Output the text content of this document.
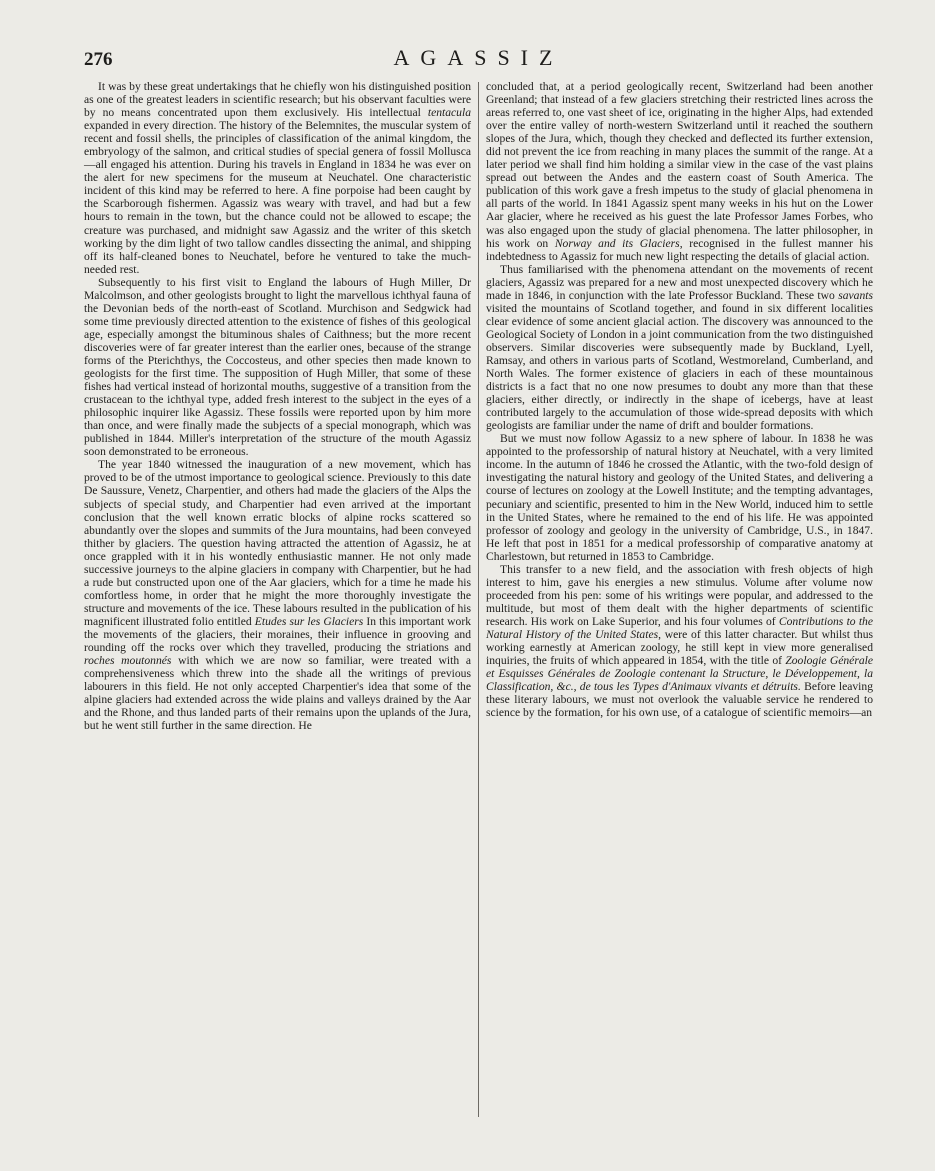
276	AGASSIZ

It was by these great undertakings that he chiefly won his distinguished position as one of the greatest leaders in scientific research; but his observant faculties were by no means concentrated upon them exclusively. His intellectual tentacula expanded in every direction. The history of the Belemnites, the muscular system of recent and fossil shells, the principles of classification of the animal kingdom, the embryology of the salmon, and critical studies of special genera of fossil Mollusca—all engaged his attention. During his travels in England in 1834 he was ever on the alert for new specimens for the museum at Neuchatel. One characteristic incident of this kind may be referred to here. A fine porpoise had been caught by the Scarborough fishermen. Agassiz was weary with travel, and had but a few hours to remain in the town, but the chance could not be allowed to escape; the creature was purchased, and midnight saw Agassiz and the writer of this sketch working by the dim light of two tallow candles dissecting the animal, and shipping off its half-cleaned bones to Neuchatel, before he ventured to take the much-needed rest.

Subsequently to his first visit to England the labours of Hugh Miller, Dr Malcolmson, and other geologists brought to light the marvellous ichthyal fauna of the Devonian beds of the north-east of Scotland. Murchison and Sedgwick had some time previously directed attention to the existence of fishes of this geological age, especially amongst the bituminous shales of Caithness; but the more recent discoveries were of far greater interest than the earlier ones, because of the strange forms of the Pterichthys, the Coccosteus, and other species then made known to geologists for the first time. The supposition of Hugh Miller, that some of these fishes had vertical instead of horizontal mouths, suggestive of a transition from the crustacean to the ichthyal type, added fresh interest to the subject in the eyes of a philosophic inquirer like Agassiz. These fossils were reported upon by him more than once, and were finally made the subjects of a special monograph, which was published in 1844. Miller's interpretation of the structure of the mouth Agassiz soon demonstrated to be erroneous.

The year 1840 witnessed the inauguration of a new movement, which has proved to be of the utmost importance to geological science. Previously to this date De Saussure, Venetz, Charpentier, and others had made the glaciers of the Alps the subjects of special study, and Charpentier had even arrived at the important conclusion that the well known erratic blocks of alpine rocks scattered so abundantly over the slopes and summits of the Jura mountains, had been conveyed thither by glaciers. The question having attracted the attention of Agassiz, he at once grappled with it in his wontedly enthusiastic manner. He not only made successive journeys to the alpine glaciers in company with Charpentier, but he had a rude but constructed upon one of the Aar glaciers, which for a time he made his comfortless home, in order that he might the more thoroughly investigate the structure and movements of the ice. These labours resulted in the publication of his magnificent illustrated folio entitled Etudes sur les Glaciers In this important work the movements of the glaciers, their moraines, their influence in grooving and rounding off the rocks over which they travelled, producing the striations and roches moutonnés with which we are now so familiar, were treated with a comprehensiveness which threw into the shade all the writings of previous labourers in this field. He not only accepted Charpentier's idea that some of the alpine glaciers had extended across the wide plains and valleys drained by the Aar and the Rhone, and thus landed parts of their remains upon the uplands of the Jura, but he went still further in the same direction. He

concluded that, at a period geologically recent, Switzerland had been another Greenland; that instead of a few glaciers stretching their restricted lines across the areas referred to, one vast sheet of ice, originating in the higher Alps, had extended over the entire valley of north-western Switzerland until it reached the southern slopes of the Jura, which, though they checked and deflected its further extension, did not prevent the ice from reaching in many places the summit of the range. At a later period we shall find him holding a similar view in the case of the vast plains spread out between the Andes and the eastern coast of South America. The publication of this work gave a fresh impetus to the study of glacial phenomena in all parts of the world. In 1841 Agassiz spent many weeks in his hut on the Lower Aar glacier, where he received as his guest the late Professor James Forbes, who was also engaged upon the study of glacial phenomena. The latter philosopher, in his work on Norway and its Glaciers, recognised in the fullest manner his indebtedness to Agassiz for much new light respecting the details of glacial action.

Thus familiarised with the phenomena attendant on the movements of recent glaciers, Agassiz was prepared for a new and most unexpected discovery which he made in 1846, in conjunction with the late Professor Buckland. These two savants visited the mountains of Scotland together, and found in six different localities clear evidence of some ancient glacial action. The discovery was announced to the Geological Society of London in a joint communication from the two distinguished observers. Similar discoveries were subsequently made by Buckland, Lyell, Ramsay, and others in various parts of Scotland, Westmoreland, Cumberland, and North Wales. The former existence of glaciers in each of these mountainous districts is a fact that no one now presumes to doubt any more than that these glaciers, either directly, or indirectly in the shape of icebergs, have at least contributed largely to the accumulation of those wide-spread deposits with which geologists are familiar under the name of drift and boulder formations.

But we must now follow Agassiz to a new sphere of labour. In 1838 he was appointed to the professorship of natural history at Neuchatel, with a very limited income. In the autumn of 1846 he crossed the Atlantic, with the two-fold design of investigating the natural history and geology of the United States, and delivering a course of lectures on zoology at the Lowell Institute; and the tempting advantages, pecuniary and scientific, presented to him in the New World, induced him to settle in the United States, where he remained to the end of his life. He was appointed professor of zoology and geology in the university of Cambridge, U.S., in 1847. He left that post in 1851 for a medical professorship of comparative anatomy at Charlestown, but returned in 1853 to Cambridge.

This transfer to a new field, and the association with fresh objects of high interest to him, gave his energies a new stimulus. Volume after volume now proceeded from his pen: some of his writings were popular, and addressed to the multitude, but most of them dealt with the higher departments of scientific research. His work on Lake Superior, and his four volumes of Contributions to the Natural History of the United States, were of this latter character. But whilst thus working earnestly at American zoology, he still kept in view more generalised inquiries, the fruits of which appeared in 1854, with the title of Zoologie Générale et Esquisses Générales de Zoologie contenant la Structure, le Développement, la Classification, &c., de tous les Types d'Animaux vivants et détruits. Before leaving these literary labours, we must not overlook the valuable service he rendered to science by the formation, for his own use, of a catalogue of scientific memoirs—an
====
#### YOUR TASK:
Pull out every line containing "where".

#### TASK ANSWER:
concluded that, at a period geologically recent, Switzerland had been another Greenland; that instead of a few glaciers stretching their restricted lines across the areas referred to, one vast sheet of ice, originating in the higher Alps, had extended over the entire valley of north-western Switzerland until it reached the southern slopes of the Jura, which, though they checked and deflected its further extension, did not prevent the ice from reaching in many places the summit of the range. At a later period we shall find him holding a similar view in the case of the vast plains spread out between the Andes and the eastern coast of South America. The publication of this work gave a fresh impetus to the study of glacial phenomena in all parts of the world. In 1841 Agassiz spent many weeks in his hut on the Lower Aar glacier, where he received as his guest the late Professor James Forbes, who was also engaged upon the study of glacial phenomena. The latter philosopher, in his work on Norway and its Glaciers, recognised in the fullest manner his indebtedness to Agassiz for much new light respecting the details of glacial action.
But we must now follow Agassiz to a new sphere of labour. In 1838 he was appointed to the professorship of natural history at Neuchatel, with a very limited income. In the autumn of 1846 he crossed the Atlantic, with the two-fold design of investigating the natural history and geology of the United States, and delivering a course of lectures on zoology at the Lowell Institute; and the tempting advantages, pecuniary and scientific, presented to him in the New World, induced him to settle in the United States, where he remained to the end of his life. He was appointed professor of zoology and geology in the university of Cambridge, U.S., in 1847. He left that post in 1851 for a medical professorship of comparative anatomy at Charlestown, but returned in 1853 to Cambridge.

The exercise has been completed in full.